**What is needed:** Any picture among the records should be left out, please; retype the rest exactly.

**Dataset entries:**
--------------------------------
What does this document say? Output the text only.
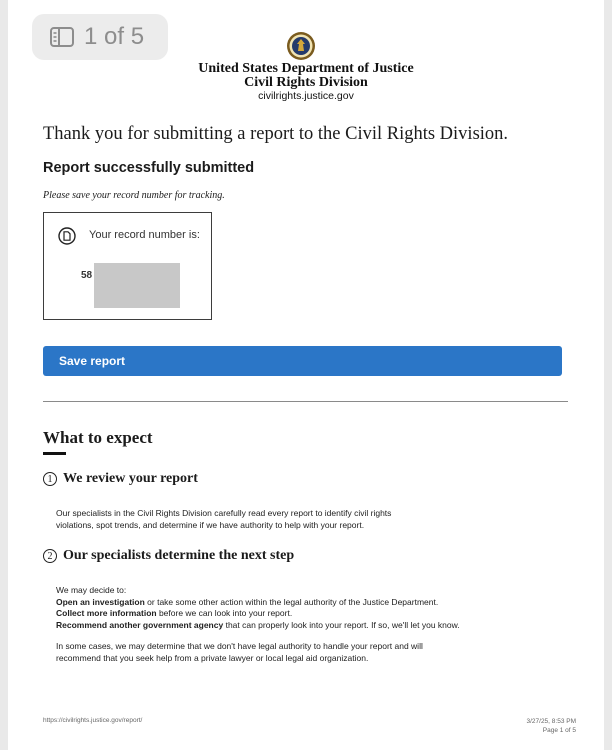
1 of 5
United States Department of Justice
Civil Rights Division
civilrights.justice.gov
Thank you for submitting a report to the Civil Rights Division.
Report successfully submitted
Please save your record number for tracking.
Your record number is:
58
Save report
What to expect
1 We review your report
Our specialists in the Civil Rights Division carefully read every report to identify civil rights
violations, spot trends, and determine if we have authority to help with your report.
2 Our specialists determine the next step
We may decide to:
Open an investigation or take some other action within the legal authority of the Justice Department.
Collect more information before we can look into your report.
Recommend another government agency that can properly look into your report. If so, we'll let you know.
In some cases, we may determine that we don't have legal authority to handle your report and will
recommend that you seek help from a private lawyer or local legal aid organization.
https://civilrights.justice.gov/report/	3/27/25, 8:53 PM
Page 1 of 5
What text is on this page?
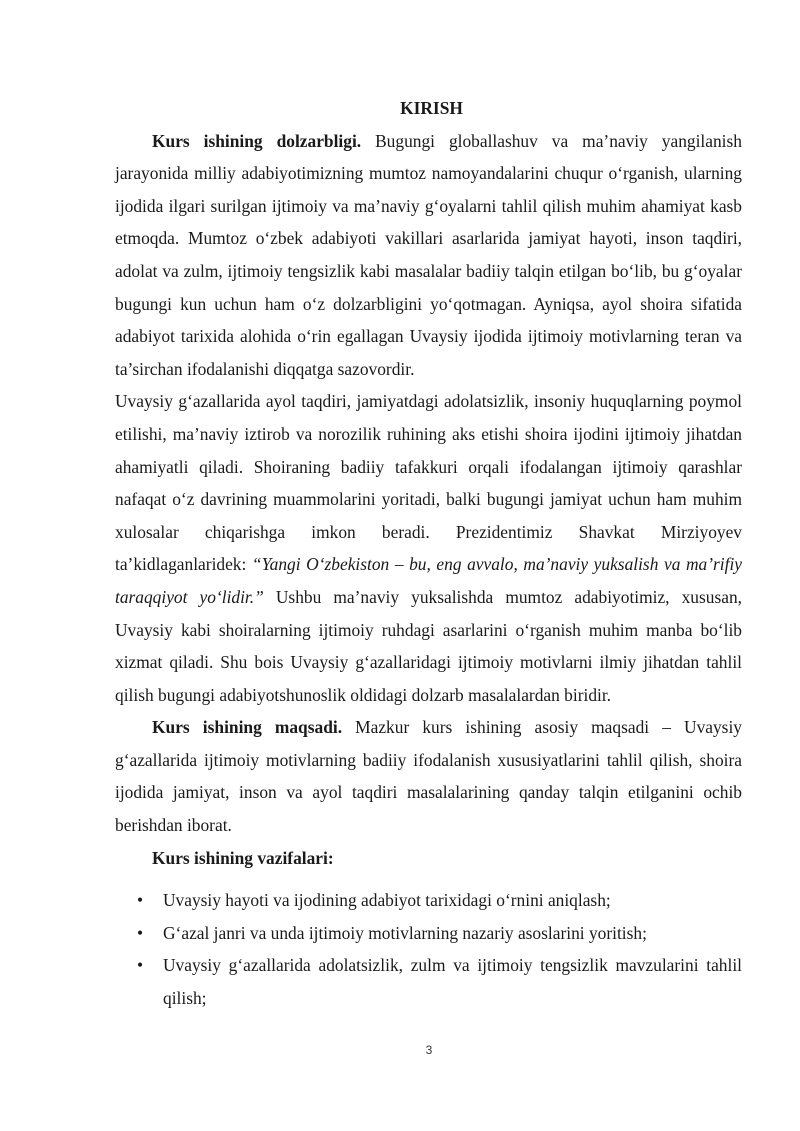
KIRISH

Kurs ishining dolzarbligi. Bugungi globallashuv va ma’naviy yangilanish jarayonida milliy adabiyotimizning mumtoz namoyandalarini chuqur o‘rganish, ularning ijodida ilgari surilgan ijtimoiy va ma’naviy g‘oyalarni tahlil qilish muhim ahamiyat kasb etmoqda. Mumtoz o‘zbek adabiyoti vakillari asarlarida jamiyat hayoti, inson taqdiri, adolat va zulm, ijtimoiy tengsizlik kabi masalalar badiiy talqin etilgan bo‘lib, bu g‘oyalar bugungi kun uchun ham o‘z dolzarbligini yo‘qotmagan. Ayniqsa, ayol shoira sifatida adabiyot tarixida alohida o‘rin egallagan Uvaysiy ijodida ijtimoiy motivlarning teran va ta’sirchan ifodalanishi diqqatga sazovordir.

Uvaysiy g‘azallarida ayol taqdiri, jamiyatdagi adolatsizlik, insoniy huquqlarning poymol etilishi, ma’naviy iztirob va norozilik ruhining aks etishi shoira ijodini ijtimoiy jihatdan ahamiyatli qiladi. Shoiraning badiiy tafakkuri orqali ifodalangan ijtimoiy qarashlar nafaqat o‘z davrining muammolarini yoritadi, balki bugungi jamiyat uchun ham muhim xulosalar chiqarishga imkon beradi. Prezidentimiz Shavkat Mirziyoyev ta’kidlaganlaridek: “Yangi O‘zbekiston – bu, eng avvalo, ma’naviy yuksalish va ma’rifiy taraqqiyot yo‘lidir.” Ushbu ma’naviy yuksalishda mumtoz adabiyotimiz, xususan, Uvaysiy kabi shoiralarning ijtimoiy ruhdagi asarlarini o‘rganish muhim manba bo‘lib xizmat qiladi. Shu bois Uvaysiy g‘azallaridagi ijtimoiy motivlarni ilmiy jihatdan tahlil qilish bugungi adabiyotshunoslik oldidagi dolzarb masalalardan biridir.

Kurs ishining maqsadi. Mazkur kurs ishining asosiy maqsadi – Uvaysiy g‘azallarida ijtimoiy motivlarning badiiy ifodalanish xususiyatlarini tahlil qilish, shoira ijodida jamiyat, inson va ayol taqdiri masalalarining qanday talqin etilganini ochib berishdan iborat.

Kurs ishining vazifalari:

• Uvaysiy hayoti va ijodining adabiyot tarixidagi o‘rnini aniqlash;
• G‘azal janri va unda ijtimoiy motivlarning nazariy asoslarini yoritish;
• Uvaysiy g‘azallarida adolatsizlik, zulm va ijtimoiy tengsizlik mavzularini tahlil qilish;
3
--------------------------------
**Complete response:**
What does this document say? Output the text only.
1 of 5
United States Department of Justice
Civil Rights Division
civilrights.justice.gov
Thank you for submitting a report to the Civil Rights Division.
Report successfully submitted
Please save your record number for tracking.
Your record number is:
58
Save report
What to expect
1 We review your report
Our specialists in the Civil Rights Division carefully read every report to identify civil rights
violations, spot trends, and determine if we have authority to help with your report.
2 Our specialists determine the next step
We may decide to:
Open an investigation or take some other action within the legal authority of the Justice Department.
Collect more information before we can look into your report.
Recommend another government agency that can properly look into your report. If so, we'll let you know.
In some cases, we may determine that we don't have legal authority to handle your report and will
recommend that you seek help from a private lawyer or local legal aid organization.
https://civilrights.justice.gov/report/	3/27/25, 8:53 PM
Page 1 of 5
What text is on this page?
KIRISH

Kurs ishining dolzarbligi. Bugungi globallashuv va ma’naviy yangilanish jarayonida milliy adabiyotimizning mumtoz namoyandalarini chuqur o‘rganish, ularning ijodida ilgari surilgan ijtimoiy va ma’naviy g‘oyalarni tahlil qilish muhim ahamiyat kasb etmoqda. Mumtoz o‘zbek adabiyoti vakillari asarlarida jamiyat hayoti, inson taqdiri, adolat va zulm, ijtimoiy tengsizlik kabi masalalar badiiy talqin etilgan bo‘lib, bu g‘oyalar bugungi kun uchun ham o‘z dolzarbligini yo‘qotmagan. Ayniqsa, ayol shoira sifatida adabiyot tarixida alohida o‘rin egallagan Uvaysiy ijodida ijtimoiy motivlarning teran va ta’sirchan ifodalanishi diqqatga sazovordir.

Uvaysiy g‘azallarida ayol taqdiri, jamiyatdagi adolatsizlik, insoniy huquqlarning poymol etilishi, ma’naviy iztirob va norozilik ruhining aks etishi shoira ijodini ijtimoiy jihatdan ahamiyatli qiladi. Shoiraning badiiy tafakkuri orqali ifodalangan ijtimoiy qarashlar nafaqat o‘z davrining muammolarini yoritadi, balki bugungi jamiyat uchun ham muhim xulosalar chiqarishga imkon beradi. Prezidentimiz Shavkat Mirziyoyev ta’kidlaganlaridek: “Yangi O‘zbekiston – bu, eng avvalo, ma’naviy yuksalish va ma’rifiy taraqqiyot yo‘lidir.” Ushbu ma’naviy yuksalishda mumtoz adabiyotimiz, xususan, Uvaysiy kabi shoiralarning ijtimoiy ruhdagi asarlarini o‘rganish muhim manba bo‘lib xizmat qiladi. Shu bois Uvaysiy g‘azallaridagi ijtimoiy motivlarni ilmiy jihatdan tahlil qilish bugungi adabiyotshunoslik oldidagi dolzarb masalalardan biridir.

Kurs ishining maqsadi. Mazkur kurs ishining asosiy maqsadi – Uvaysiy g‘azallarida ijtimoiy motivlarning badiiy ifodalanish xususiyatlarini tahlil qilish, shoira ijodida jamiyat, inson va ayol taqdiri masalalarining qanday talqin etilganini ochib berishdan iborat.

Kurs ishining vazifalari:

• Uvaysiy hayoti va ijodining adabiyot tarixidagi o‘rnini aniqlash;
• G‘azal janri va unda ijtimoiy motivlarning nazariy asoslarini yoritish;
• Uvaysiy g‘azallarida adolatsizlik, zulm va ijtimoiy tengsizlik mavzularini tahlil qilish;
3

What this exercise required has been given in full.